──────── Records for processing ────────
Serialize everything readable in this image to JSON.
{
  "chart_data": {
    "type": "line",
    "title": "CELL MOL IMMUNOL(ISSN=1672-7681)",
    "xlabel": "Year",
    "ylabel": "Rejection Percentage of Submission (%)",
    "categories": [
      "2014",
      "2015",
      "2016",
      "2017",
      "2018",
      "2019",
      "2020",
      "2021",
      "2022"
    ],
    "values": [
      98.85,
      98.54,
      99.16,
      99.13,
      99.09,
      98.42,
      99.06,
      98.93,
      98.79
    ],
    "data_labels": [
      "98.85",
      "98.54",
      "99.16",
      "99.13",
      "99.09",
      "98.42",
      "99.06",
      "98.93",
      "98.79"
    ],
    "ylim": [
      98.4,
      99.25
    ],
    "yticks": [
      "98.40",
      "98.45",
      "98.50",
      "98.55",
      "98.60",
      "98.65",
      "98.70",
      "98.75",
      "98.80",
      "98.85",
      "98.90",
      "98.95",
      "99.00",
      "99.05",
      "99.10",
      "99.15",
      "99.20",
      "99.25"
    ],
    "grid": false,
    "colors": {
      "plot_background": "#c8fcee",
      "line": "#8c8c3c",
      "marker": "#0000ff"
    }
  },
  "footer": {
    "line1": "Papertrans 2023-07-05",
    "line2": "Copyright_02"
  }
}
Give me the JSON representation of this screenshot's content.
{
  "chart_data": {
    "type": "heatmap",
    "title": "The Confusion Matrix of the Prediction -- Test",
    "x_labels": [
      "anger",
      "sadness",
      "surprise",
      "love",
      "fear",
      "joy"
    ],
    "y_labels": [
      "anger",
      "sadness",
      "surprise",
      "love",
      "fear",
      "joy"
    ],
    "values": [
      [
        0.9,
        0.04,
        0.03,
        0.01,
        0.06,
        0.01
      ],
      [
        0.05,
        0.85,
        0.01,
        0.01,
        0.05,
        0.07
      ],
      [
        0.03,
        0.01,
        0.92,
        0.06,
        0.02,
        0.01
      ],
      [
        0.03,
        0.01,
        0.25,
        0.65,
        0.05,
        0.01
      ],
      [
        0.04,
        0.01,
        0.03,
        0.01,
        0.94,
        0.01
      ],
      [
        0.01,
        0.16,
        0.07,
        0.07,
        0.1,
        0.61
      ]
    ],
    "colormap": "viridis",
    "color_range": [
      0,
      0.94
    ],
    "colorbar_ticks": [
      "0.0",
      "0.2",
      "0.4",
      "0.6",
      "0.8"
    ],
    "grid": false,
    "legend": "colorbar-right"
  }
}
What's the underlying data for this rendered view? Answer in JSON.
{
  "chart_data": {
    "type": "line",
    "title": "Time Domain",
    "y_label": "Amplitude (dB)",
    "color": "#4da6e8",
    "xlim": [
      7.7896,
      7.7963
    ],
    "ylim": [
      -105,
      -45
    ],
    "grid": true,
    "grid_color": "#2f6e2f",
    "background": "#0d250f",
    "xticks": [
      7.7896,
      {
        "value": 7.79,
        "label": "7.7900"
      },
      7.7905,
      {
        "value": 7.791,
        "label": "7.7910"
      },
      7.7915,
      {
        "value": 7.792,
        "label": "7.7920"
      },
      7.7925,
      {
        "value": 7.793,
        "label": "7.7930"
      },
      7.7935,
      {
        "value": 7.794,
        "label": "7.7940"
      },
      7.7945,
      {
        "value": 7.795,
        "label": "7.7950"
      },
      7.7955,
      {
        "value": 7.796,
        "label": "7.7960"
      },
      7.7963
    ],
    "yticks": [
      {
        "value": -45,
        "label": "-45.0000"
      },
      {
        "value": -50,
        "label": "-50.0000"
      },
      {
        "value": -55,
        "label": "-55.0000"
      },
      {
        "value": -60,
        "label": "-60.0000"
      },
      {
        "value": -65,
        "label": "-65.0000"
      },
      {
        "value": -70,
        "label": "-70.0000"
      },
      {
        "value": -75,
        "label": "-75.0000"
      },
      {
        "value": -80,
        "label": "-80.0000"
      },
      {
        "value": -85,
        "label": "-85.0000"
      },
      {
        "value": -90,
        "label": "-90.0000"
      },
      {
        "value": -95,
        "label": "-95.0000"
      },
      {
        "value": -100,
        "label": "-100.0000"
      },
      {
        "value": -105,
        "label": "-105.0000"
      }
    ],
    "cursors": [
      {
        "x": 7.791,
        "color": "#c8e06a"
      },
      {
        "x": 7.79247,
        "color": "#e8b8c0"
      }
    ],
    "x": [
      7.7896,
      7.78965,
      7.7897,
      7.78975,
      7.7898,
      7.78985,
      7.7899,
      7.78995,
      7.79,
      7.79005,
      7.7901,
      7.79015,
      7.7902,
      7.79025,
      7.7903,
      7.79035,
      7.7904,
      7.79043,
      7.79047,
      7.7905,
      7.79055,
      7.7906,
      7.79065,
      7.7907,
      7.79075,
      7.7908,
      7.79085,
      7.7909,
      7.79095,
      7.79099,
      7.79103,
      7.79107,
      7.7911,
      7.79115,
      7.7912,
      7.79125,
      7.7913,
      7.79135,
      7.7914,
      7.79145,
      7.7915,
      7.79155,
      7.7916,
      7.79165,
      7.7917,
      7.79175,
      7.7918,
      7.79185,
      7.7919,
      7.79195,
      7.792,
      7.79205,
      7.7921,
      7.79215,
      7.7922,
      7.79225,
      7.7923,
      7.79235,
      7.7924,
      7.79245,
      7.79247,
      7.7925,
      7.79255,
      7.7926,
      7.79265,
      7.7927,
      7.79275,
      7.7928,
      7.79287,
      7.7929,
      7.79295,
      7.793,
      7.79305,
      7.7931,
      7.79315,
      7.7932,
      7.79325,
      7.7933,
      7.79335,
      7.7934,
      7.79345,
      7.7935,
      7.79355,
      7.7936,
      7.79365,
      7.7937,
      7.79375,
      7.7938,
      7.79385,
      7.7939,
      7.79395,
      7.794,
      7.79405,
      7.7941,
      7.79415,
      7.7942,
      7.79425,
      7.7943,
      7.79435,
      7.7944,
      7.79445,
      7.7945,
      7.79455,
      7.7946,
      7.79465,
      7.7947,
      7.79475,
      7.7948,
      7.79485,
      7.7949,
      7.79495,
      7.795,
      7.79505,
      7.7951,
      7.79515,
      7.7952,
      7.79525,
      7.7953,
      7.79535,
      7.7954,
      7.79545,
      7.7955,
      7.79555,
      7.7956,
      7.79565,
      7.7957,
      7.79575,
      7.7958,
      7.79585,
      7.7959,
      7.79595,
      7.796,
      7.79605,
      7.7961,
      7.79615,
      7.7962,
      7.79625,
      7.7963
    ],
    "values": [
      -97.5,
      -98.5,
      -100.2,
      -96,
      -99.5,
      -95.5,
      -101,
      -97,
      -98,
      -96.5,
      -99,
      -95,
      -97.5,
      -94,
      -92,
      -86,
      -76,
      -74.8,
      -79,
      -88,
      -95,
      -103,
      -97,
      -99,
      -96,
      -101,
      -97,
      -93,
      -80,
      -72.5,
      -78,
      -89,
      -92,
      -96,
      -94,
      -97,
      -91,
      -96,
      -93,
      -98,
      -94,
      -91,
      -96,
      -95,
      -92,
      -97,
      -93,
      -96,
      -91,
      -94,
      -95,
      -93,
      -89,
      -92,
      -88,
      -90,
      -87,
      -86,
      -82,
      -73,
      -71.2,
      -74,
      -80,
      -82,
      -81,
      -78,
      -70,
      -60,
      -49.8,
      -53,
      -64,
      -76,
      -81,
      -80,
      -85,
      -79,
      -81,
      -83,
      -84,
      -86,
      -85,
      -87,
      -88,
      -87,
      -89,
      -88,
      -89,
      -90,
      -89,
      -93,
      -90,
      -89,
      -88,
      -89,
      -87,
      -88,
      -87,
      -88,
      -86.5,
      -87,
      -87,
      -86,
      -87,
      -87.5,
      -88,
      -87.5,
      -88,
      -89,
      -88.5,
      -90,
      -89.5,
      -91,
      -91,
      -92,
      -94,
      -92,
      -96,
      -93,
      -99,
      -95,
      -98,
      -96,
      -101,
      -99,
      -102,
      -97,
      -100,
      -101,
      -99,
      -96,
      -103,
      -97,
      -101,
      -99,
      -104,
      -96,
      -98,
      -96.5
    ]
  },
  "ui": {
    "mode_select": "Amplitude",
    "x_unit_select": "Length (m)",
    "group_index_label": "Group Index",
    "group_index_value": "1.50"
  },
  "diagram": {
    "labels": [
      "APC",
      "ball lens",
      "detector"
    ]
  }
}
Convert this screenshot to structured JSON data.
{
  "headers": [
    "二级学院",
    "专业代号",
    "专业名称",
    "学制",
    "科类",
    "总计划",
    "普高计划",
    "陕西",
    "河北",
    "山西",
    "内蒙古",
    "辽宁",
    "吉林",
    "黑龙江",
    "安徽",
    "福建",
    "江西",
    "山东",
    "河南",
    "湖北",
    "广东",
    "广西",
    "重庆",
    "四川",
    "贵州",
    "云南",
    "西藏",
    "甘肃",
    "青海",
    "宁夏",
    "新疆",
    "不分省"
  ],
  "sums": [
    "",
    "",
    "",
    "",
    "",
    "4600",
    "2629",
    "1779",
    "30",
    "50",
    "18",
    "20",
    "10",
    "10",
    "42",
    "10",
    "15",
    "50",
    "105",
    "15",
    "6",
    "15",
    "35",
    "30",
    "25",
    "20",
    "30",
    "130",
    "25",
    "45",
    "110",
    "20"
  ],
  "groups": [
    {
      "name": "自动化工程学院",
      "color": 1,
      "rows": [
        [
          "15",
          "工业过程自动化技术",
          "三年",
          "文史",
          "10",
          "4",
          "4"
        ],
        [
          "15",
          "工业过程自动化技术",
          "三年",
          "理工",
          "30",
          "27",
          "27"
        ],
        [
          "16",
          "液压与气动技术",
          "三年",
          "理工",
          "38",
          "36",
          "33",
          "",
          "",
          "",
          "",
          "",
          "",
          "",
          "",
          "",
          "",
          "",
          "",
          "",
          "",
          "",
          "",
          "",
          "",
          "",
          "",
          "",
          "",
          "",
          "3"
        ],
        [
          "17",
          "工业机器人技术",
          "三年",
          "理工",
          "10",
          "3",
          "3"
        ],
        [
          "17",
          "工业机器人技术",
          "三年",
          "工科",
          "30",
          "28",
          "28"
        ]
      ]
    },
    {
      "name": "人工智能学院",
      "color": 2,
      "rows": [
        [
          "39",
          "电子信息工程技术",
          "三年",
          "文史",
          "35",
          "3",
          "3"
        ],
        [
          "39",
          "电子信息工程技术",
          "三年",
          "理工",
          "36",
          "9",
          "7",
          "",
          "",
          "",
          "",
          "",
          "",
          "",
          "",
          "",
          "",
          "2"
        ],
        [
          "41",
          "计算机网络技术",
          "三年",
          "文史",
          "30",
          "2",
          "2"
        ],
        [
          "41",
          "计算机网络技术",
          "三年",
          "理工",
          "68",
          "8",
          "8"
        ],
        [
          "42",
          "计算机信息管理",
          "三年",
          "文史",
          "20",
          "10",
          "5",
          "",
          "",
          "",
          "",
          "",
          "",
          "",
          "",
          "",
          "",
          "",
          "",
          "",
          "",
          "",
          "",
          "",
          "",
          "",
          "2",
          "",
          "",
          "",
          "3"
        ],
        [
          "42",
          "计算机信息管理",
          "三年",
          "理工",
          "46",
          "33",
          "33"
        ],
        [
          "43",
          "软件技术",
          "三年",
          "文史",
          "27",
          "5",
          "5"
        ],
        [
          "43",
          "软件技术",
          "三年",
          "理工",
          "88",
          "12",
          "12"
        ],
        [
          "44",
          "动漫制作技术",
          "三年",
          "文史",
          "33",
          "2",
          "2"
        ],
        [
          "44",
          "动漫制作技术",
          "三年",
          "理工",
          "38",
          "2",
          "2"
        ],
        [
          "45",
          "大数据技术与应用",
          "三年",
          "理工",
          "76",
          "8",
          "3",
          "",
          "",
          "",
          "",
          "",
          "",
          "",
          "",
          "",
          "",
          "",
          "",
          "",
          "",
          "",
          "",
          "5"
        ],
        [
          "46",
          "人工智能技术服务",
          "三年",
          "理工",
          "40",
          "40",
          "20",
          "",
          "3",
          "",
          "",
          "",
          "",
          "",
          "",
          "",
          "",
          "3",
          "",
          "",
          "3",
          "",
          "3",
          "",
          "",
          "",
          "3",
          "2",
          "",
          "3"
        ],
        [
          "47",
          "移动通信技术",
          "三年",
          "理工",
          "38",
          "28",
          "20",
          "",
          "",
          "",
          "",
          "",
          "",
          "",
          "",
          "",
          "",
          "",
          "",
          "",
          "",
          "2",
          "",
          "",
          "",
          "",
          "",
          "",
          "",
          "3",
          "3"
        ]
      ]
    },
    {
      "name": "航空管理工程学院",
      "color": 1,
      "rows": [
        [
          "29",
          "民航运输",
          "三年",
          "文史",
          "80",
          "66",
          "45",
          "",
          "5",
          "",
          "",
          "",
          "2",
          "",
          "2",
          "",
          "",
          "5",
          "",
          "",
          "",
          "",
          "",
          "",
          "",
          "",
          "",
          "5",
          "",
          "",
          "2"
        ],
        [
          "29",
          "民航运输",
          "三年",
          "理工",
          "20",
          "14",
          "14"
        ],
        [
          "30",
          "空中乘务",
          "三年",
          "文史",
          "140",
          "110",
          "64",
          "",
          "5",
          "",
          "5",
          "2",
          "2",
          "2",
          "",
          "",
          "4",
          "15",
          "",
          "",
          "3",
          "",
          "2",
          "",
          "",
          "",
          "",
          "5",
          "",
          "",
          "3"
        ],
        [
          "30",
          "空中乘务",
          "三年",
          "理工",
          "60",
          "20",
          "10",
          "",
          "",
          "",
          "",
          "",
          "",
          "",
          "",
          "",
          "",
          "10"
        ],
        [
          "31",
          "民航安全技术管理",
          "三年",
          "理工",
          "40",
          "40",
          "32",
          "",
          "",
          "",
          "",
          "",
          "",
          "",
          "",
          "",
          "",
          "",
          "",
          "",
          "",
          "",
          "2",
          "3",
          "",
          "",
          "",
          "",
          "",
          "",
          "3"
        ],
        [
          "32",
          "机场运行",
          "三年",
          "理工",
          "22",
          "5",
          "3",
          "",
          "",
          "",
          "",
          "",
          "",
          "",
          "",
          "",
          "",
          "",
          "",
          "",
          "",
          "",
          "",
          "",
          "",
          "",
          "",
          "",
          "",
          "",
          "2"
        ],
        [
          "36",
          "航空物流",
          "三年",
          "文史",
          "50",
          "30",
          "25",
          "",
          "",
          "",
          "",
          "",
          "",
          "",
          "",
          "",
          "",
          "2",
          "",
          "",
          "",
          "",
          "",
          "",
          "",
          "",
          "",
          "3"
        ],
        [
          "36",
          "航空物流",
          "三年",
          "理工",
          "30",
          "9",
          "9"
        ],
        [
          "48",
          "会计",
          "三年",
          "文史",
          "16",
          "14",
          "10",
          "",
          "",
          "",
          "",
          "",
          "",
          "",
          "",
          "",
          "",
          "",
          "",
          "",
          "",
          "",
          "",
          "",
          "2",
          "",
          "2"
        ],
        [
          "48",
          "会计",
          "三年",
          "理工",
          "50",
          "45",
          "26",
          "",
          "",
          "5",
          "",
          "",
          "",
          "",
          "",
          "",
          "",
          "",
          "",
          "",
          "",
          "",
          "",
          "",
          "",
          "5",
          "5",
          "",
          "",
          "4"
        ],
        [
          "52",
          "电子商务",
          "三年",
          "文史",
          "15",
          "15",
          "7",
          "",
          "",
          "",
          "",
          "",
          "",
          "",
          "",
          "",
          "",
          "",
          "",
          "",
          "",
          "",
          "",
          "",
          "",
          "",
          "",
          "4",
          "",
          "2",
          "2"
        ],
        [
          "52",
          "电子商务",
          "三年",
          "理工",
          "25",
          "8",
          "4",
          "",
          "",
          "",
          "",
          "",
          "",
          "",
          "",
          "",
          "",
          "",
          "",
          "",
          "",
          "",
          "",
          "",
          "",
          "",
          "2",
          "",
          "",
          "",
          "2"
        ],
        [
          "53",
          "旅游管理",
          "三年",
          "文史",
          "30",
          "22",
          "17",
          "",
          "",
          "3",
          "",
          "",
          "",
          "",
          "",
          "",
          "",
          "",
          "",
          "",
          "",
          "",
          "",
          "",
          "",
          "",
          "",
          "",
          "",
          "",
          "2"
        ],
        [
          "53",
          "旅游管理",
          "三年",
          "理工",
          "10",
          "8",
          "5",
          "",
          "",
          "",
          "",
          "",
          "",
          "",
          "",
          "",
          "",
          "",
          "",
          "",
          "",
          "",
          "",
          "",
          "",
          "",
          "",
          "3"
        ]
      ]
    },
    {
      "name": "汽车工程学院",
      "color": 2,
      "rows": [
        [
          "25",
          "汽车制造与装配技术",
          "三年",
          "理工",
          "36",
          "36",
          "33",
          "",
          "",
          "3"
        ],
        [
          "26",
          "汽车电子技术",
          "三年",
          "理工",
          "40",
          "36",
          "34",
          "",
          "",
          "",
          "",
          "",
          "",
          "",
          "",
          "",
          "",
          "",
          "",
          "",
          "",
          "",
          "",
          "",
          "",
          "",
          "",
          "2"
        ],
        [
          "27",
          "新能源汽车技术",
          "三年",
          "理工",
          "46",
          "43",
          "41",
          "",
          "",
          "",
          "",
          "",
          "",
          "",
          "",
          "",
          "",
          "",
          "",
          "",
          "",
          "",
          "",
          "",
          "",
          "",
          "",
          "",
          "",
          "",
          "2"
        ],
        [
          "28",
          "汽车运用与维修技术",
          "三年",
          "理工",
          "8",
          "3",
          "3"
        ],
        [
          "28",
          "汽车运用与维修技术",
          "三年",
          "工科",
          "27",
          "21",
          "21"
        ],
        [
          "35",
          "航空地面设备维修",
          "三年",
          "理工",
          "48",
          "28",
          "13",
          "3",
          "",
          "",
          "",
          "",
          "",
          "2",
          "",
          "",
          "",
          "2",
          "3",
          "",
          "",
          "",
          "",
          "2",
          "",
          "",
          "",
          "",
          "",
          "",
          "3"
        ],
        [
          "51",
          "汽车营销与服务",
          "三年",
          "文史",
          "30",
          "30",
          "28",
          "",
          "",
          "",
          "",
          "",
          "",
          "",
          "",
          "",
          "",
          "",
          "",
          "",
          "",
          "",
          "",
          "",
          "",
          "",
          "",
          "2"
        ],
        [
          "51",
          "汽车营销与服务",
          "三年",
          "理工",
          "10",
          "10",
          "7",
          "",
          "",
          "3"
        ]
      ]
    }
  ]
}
────────
Problem details: Read through the entries and copy every line that includes "title".

Response for this exercise:
    "title": "CELL MOL IMMUNOL(ISSN=1672-7681)",
    "title": "The Confusion Matrix of the Prediction -- Test",
    "title": "Time Domain",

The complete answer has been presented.